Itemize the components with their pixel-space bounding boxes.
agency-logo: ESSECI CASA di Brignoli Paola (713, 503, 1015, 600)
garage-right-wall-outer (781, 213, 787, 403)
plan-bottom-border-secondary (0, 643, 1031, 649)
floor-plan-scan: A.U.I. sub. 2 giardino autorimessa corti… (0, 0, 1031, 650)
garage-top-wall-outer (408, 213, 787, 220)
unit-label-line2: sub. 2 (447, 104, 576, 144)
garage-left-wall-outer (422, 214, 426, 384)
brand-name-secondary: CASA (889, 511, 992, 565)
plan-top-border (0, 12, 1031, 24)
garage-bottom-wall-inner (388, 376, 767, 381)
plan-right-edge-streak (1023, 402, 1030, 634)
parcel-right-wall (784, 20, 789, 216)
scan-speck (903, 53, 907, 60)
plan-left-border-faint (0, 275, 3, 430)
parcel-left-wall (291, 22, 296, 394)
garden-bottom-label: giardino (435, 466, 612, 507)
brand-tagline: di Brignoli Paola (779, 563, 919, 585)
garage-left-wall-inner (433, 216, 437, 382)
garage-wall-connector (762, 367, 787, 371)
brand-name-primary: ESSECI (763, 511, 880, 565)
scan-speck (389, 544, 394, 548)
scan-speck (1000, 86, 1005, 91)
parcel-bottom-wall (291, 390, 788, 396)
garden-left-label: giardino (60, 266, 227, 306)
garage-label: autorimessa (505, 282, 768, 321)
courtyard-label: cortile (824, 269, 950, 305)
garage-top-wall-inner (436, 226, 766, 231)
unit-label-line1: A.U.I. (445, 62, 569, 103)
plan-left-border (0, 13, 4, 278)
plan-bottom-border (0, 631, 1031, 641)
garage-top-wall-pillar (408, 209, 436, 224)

────

**To do:** Return every line of the items above verbatim, without any changes.

**Correct output:**
Itemize the components with their pixel-space bounding boxes.
agency-logo: ESSECI CASA di Brignoli Paola (713, 503, 1015, 600)
garage-right-wall-outer (781, 213, 787, 403)
plan-bottom-border-secondary (0, 643, 1031, 649)
floor-plan-scan: A.U.I. sub. 2 giardino autorimessa corti… (0, 0, 1031, 650)
garage-top-wall-outer (408, 213, 787, 220)
unit-label-line2: sub. 2 (447, 104, 576, 144)
garage-left-wall-outer (422, 214, 426, 384)
brand-name-secondary: CASA (889, 511, 992, 565)
plan-top-border (0, 12, 1031, 24)
garage-bottom-wall-inner (388, 376, 767, 381)
plan-right-edge-streak (1023, 402, 1030, 634)
parcel-right-wall (784, 20, 789, 216)
scan-speck (903, 53, 907, 60)
plan-left-border-faint (0, 275, 3, 430)
parcel-left-wall (291, 22, 296, 394)
garden-bottom-label: giardino (435, 466, 612, 507)
brand-tagline: di Brignoli Paola (779, 563, 919, 585)
garage-left-wall-inner (433, 216, 437, 382)
garage-wall-connector (762, 367, 787, 371)
brand-name-primary: ESSECI (763, 511, 880, 565)
scan-speck (389, 544, 394, 548)
scan-speck (1000, 86, 1005, 91)
parcel-bottom-wall (291, 390, 788, 396)
garden-left-label: giardino (60, 266, 227, 306)
garage-label: autorimessa (505, 282, 768, 321)
courtyard-label: cortile (824, 269, 950, 305)
garage-top-wall-inner (436, 226, 766, 231)
unit-label-line1: A.U.I. (445, 62, 569, 103)
plan-left-border (0, 13, 4, 278)
plan-bottom-border (0, 631, 1031, 641)
garage-top-wall-pillar (408, 209, 436, 224)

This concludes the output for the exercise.